> _WHAT TO DO_
Restate every line of the material, word for word.

> _RECORD LIST_
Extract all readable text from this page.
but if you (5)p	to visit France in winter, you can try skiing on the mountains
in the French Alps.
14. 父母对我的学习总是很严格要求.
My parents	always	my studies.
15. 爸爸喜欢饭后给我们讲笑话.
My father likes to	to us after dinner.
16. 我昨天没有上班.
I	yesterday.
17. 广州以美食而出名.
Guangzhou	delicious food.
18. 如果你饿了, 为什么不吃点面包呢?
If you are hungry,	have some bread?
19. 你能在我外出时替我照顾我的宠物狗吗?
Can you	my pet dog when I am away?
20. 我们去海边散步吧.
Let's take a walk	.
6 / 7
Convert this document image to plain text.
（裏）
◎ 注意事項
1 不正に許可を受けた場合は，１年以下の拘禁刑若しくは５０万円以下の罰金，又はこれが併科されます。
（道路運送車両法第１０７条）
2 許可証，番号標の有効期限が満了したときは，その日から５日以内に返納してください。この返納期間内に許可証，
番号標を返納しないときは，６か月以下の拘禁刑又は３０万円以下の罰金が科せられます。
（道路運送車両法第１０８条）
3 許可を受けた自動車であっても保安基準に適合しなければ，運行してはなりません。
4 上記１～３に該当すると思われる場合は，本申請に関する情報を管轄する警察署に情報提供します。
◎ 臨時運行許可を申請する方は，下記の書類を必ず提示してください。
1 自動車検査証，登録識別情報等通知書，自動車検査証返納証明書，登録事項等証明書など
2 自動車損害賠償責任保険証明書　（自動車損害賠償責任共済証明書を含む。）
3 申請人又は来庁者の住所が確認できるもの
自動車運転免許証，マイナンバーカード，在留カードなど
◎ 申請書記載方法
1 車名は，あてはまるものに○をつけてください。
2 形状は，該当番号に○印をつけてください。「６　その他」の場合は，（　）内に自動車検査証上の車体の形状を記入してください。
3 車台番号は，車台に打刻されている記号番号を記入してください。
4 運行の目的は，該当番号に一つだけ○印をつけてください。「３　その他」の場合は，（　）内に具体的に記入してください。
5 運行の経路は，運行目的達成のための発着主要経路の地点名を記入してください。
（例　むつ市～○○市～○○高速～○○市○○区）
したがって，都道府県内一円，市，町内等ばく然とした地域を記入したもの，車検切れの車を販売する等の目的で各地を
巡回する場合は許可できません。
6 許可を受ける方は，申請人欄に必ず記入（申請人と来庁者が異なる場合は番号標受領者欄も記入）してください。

> _RESULT OF THIS EXERCISE_
Extract all readable text from this page.
but if you (5)p	to visit France in winter, you can try skiing on the mountains
in the French Alps.
14. 父母对我的学习总是很严格要求.
My parents	always	my studies.
15. 爸爸喜欢饭后给我们讲笑话.
My father likes to	to us after dinner.
16. 我昨天没有上班.
I	yesterday.
17. 广州以美食而出名.
Guangzhou	delicious food.
18. 如果你饿了, 为什么不吃点面包呢?
If you are hungry,	have some bread?
19. 你能在我外出时替我照顾我的宠物狗吗?
Can you	my pet dog when I am away?
20. 我们去海边散步吧.
Let's take a walk	.
6 / 7
Convert this document image to plain text.
（裏）
◎ 注意事項
1 不正に許可を受けた場合は，１年以下の拘禁刑若しくは５０万円以下の罰金，又はこれが併科されます。
（道路運送車両法第１０７条）
2 許可証，番号標の有効期限が満了したときは，その日から５日以内に返納してください。この返納期間内に許可証，
番号標を返納しないときは，６か月以下の拘禁刑又は３０万円以下の罰金が科せられます。
（道路運送車両法第１０８条）
3 許可を受けた自動車であっても保安基準に適合しなければ，運行してはなりません。
4 上記１～３に該当すると思われる場合は，本申請に関する情報を管轄する警察署に情報提供します。
◎ 臨時運行許可を申請する方は，下記の書類を必ず提示してください。
1 自動車検査証，登録識別情報等通知書，自動車検査証返納証明書，登録事項等証明書など
2 自動車損害賠償責任保険証明書　（自動車損害賠償責任共済証明書を含む。）
3 申請人又は来庁者の住所が確認できるもの
自動車運転免許証，マイナンバーカード，在留カードなど
◎ 申請書記載方法
1 車名は，あてはまるものに○をつけてください。
2 形状は，該当番号に○印をつけてください。「６　その他」の場合は，（　）内に自動車検査証上の車体の形状を記入してください。
3 車台番号は，車台に打刻されている記号番号を記入してください。
4 運行の目的は，該当番号に一つだけ○印をつけてください。「３　その他」の場合は，（　）内に具体的に記入してください。
5 運行の経路は，運行目的達成のための発着主要経路の地点名を記入してください。
（例　むつ市～○○市～○○高速～○○市○○区）
したがって，都道府県内一円，市，町内等ばく然とした地域を記入したもの，車検切れの車を販売する等の目的で各地を
巡回する場合は許可できません。
6 許可を受ける方は，申請人欄に必ず記入（申請人と来庁者が異なる場合は番号標受領者欄も記入）してください。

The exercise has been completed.